#### AIM:
Each record that follows should be repeated exactly, minus any images.
--- Begin INFORMATION SHOWN ---
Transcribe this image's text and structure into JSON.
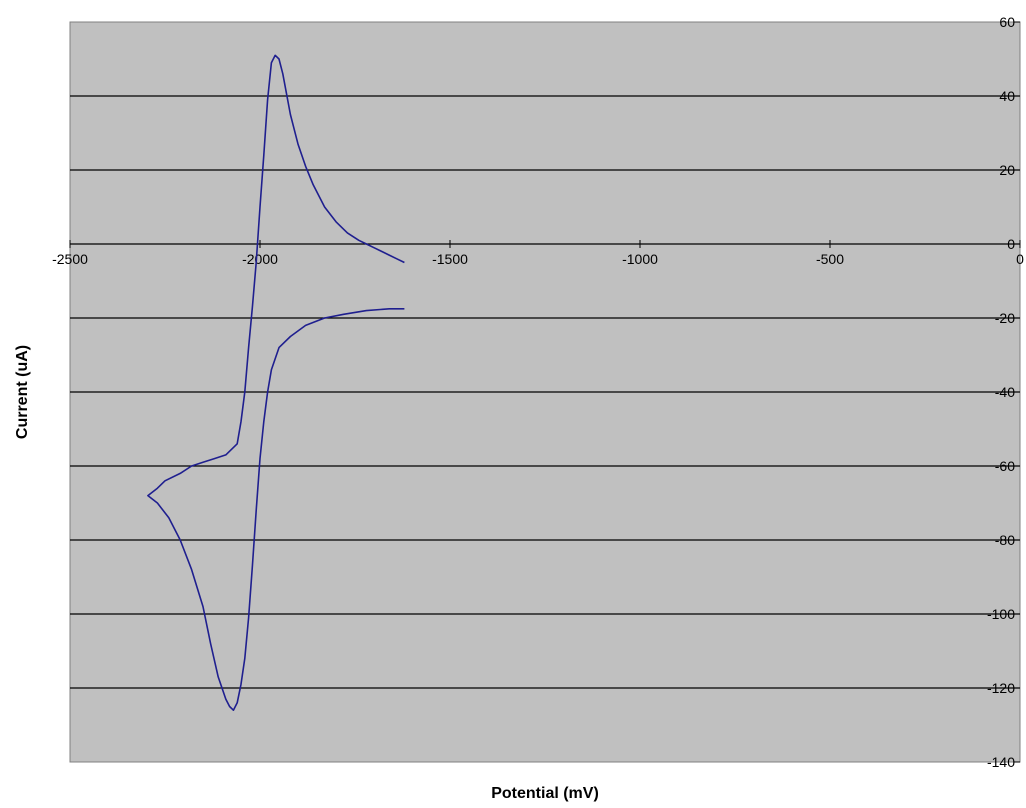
{
  "chart_data": {
    "type": "line",
    "title": "",
    "xlabel": "Potential (mV)",
    "ylabel": "Current (uA)",
    "xlim": [
      -2500,
      0
    ],
    "ylim": [
      -140,
      60
    ],
    "x_ticks": [
      -2500,
      -2000,
      -1500,
      -1000,
      -500,
      0
    ],
    "x_tick_labels": [
      "-2500",
      "-2000",
      "-1500",
      "-1000",
      "-500",
      "0"
    ],
    "y_ticks": [
      60,
      40,
      20,
      0,
      -20,
      -40,
      -60,
      -80,
      -100,
      -120,
      -140
    ],
    "y_tick_labels": [
      "60",
      "40",
      "20",
      "0",
      "-20",
      "-40",
      "-60",
      "-80",
      "-100",
      "-120",
      "-140"
    ],
    "grid": "horizontal",
    "plot_background": "#c0c0c0",
    "gridline_color": "#000000",
    "series": [
      {
        "color": "#1f1f8f",
        "points": [
          [
            -1620,
            -5
          ],
          [
            -1640,
            -4
          ],
          [
            -1660,
            -3
          ],
          [
            -1680,
            -2
          ],
          [
            -1700,
            -1
          ],
          [
            -1720,
            0
          ],
          [
            -1740,
            1
          ],
          [
            -1770,
            3
          ],
          [
            -1800,
            6
          ],
          [
            -1830,
            10
          ],
          [
            -1860,
            16
          ],
          [
            -1880,
            21
          ],
          [
            -1900,
            27
          ],
          [
            -1920,
            35
          ],
          [
            -1940,
            46
          ],
          [
            -1950,
            50
          ],
          [
            -1960,
            51
          ],
          [
            -1970,
            49
          ],
          [
            -1980,
            39
          ],
          [
            -1990,
            24
          ],
          [
            -2000,
            10
          ],
          [
            -2010,
            -5
          ],
          [
            -2020,
            -17
          ],
          [
            -2030,
            -28
          ],
          [
            -2040,
            -40
          ],
          [
            -2050,
            -48
          ],
          [
            -2060,
            -54
          ],
          [
            -2090,
            -57
          ],
          [
            -2120,
            -58
          ],
          [
            -2150,
            -59
          ],
          [
            -2180,
            -60
          ],
          [
            -2210,
            -62
          ],
          [
            -2250,
            -64
          ],
          [
            -2270,
            -66
          ],
          [
            -2295,
            -68
          ],
          [
            -2270,
            -70
          ],
          [
            -2240,
            -74
          ],
          [
            -2210,
            -80
          ],
          [
            -2180,
            -88
          ],
          [
            -2150,
            -98
          ],
          [
            -2130,
            -108
          ],
          [
            -2110,
            -117
          ],
          [
            -2090,
            -123
          ],
          [
            -2080,
            -125
          ],
          [
            -2070,
            -126
          ],
          [
            -2060,
            -124
          ],
          [
            -2050,
            -119
          ],
          [
            -2040,
            -112
          ],
          [
            -2030,
            -101
          ],
          [
            -2020,
            -87
          ],
          [
            -2010,
            -72
          ],
          [
            -2000,
            -58
          ],
          [
            -1990,
            -48
          ],
          [
            -1980,
            -40
          ],
          [
            -1970,
            -34
          ],
          [
            -1950,
            -28
          ],
          [
            -1920,
            -25
          ],
          [
            -1880,
            -22
          ],
          [
            -1830,
            -20
          ],
          [
            -1780,
            -19
          ],
          [
            -1720,
            -18
          ],
          [
            -1660,
            -17.5
          ],
          [
            -1620,
            -17.5
          ]
        ]
      }
    ]
  }
}
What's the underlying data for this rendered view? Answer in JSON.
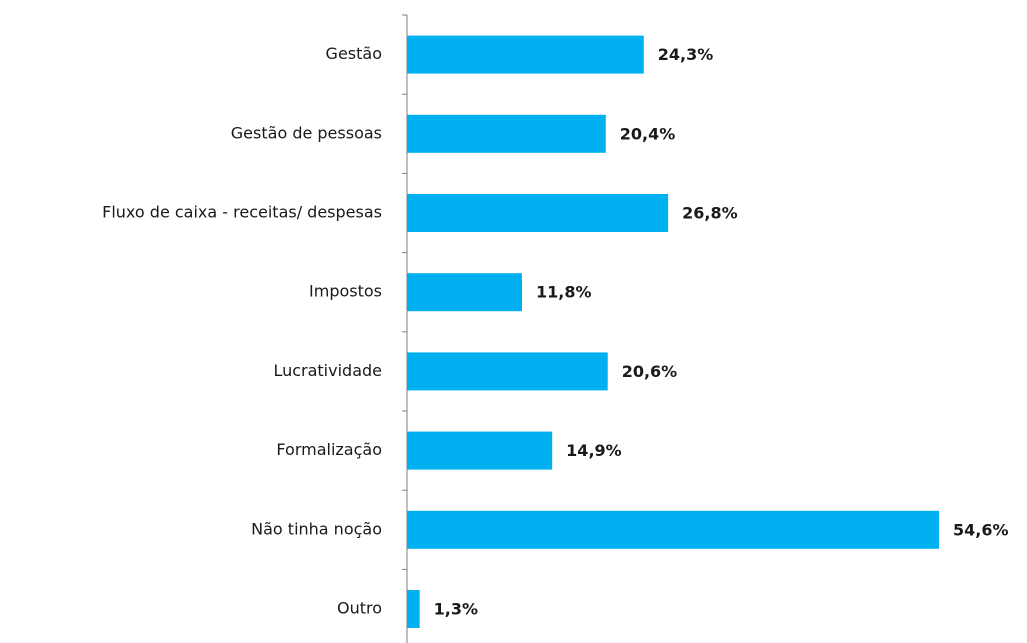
--- End INFORMATION SHOWN ---
#### REPLY TO THE TASK:
Transcribe this image's text and structure into JSON.
{
  "chart_data": {
    "type": "line",
    "title": "",
    "xlabel": "Potential (mV)",
    "ylabel": "Current (uA)",
    "xlim": [
      -2500,
      0
    ],
    "ylim": [
      -140,
      60
    ],
    "x_ticks": [
      -2500,
      -2000,
      -1500,
      -1000,
      -500,
      0
    ],
    "x_tick_labels": [
      "-2500",
      "-2000",
      "-1500",
      "-1000",
      "-500",
      "0"
    ],
    "y_ticks": [
      60,
      40,
      20,
      0,
      -20,
      -40,
      -60,
      -80,
      -100,
      -120,
      -140
    ],
    "y_tick_labels": [
      "60",
      "40",
      "20",
      "0",
      "-20",
      "-40",
      "-60",
      "-80",
      "-100",
      "-120",
      "-140"
    ],
    "grid": "horizontal",
    "plot_background": "#c0c0c0",
    "gridline_color": "#000000",
    "series": [
      {
        "color": "#1f1f8f",
        "points": [
          [
            -1620,
            -5
          ],
          [
            -1640,
            -4
          ],
          [
            -1660,
            -3
          ],
          [
            -1680,
            -2
          ],
          [
            -1700,
            -1
          ],
          [
            -1720,
            0
          ],
          [
            -1740,
            1
          ],
          [
            -1770,
            3
          ],
          [
            -1800,
            6
          ],
          [
            -1830,
            10
          ],
          [
            -1860,
            16
          ],
          [
            -1880,
            21
          ],
          [
            -1900,
            27
          ],
          [
            -1920,
            35
          ],
          [
            -1940,
            46
          ],
          [
            -1950,
            50
          ],
          [
            -1960,
            51
          ],
          [
            -1970,
            49
          ],
          [
            -1980,
            39
          ],
          [
            -1990,
            24
          ],
          [
            -2000,
            10
          ],
          [
            -2010,
            -5
          ],
          [
            -2020,
            -17
          ],
          [
            -2030,
            -28
          ],
          [
            -2040,
            -40
          ],
          [
            -2050,
            -48
          ],
          [
            -2060,
            -54
          ],
          [
            -2090,
            -57
          ],
          [
            -2120,
            -58
          ],
          [
            -2150,
            -59
          ],
          [
            -2180,
            -60
          ],
          [
            -2210,
            -62
          ],
          [
            -2250,
            -64
          ],
          [
            -2270,
            -66
          ],
          [
            -2295,
            -68
          ],
          [
            -2270,
            -70
          ],
          [
            -2240,
            -74
          ],
          [
            -2210,
            -80
          ],
          [
            -2180,
            -88
          ],
          [
            -2150,
            -98
          ],
          [
            -2130,
            -108
          ],
          [
            -2110,
            -117
          ],
          [
            -2090,
            -123
          ],
          [
            -2080,
            -125
          ],
          [
            -2070,
            -126
          ],
          [
            -2060,
            -124
          ],
          [
            -2050,
            -119
          ],
          [
            -2040,
            -112
          ],
          [
            -2030,
            -101
          ],
          [
            -2020,
            -87
          ],
          [
            -2010,
            -72
          ],
          [
            -2000,
            -58
          ],
          [
            -1990,
            -48
          ],
          [
            -1980,
            -40
          ],
          [
            -1970,
            -34
          ],
          [
            -1950,
            -28
          ],
          [
            -1920,
            -25
          ],
          [
            -1880,
            -22
          ],
          [
            -1830,
            -20
          ],
          [
            -1780,
            -19
          ],
          [
            -1720,
            -18
          ],
          [
            -1660,
            -17.5
          ],
          [
            -1620,
            -17.5
          ]
        ]
      }
    ]
  }
}
What's the underlying data for this rendered view? Answer in JSON.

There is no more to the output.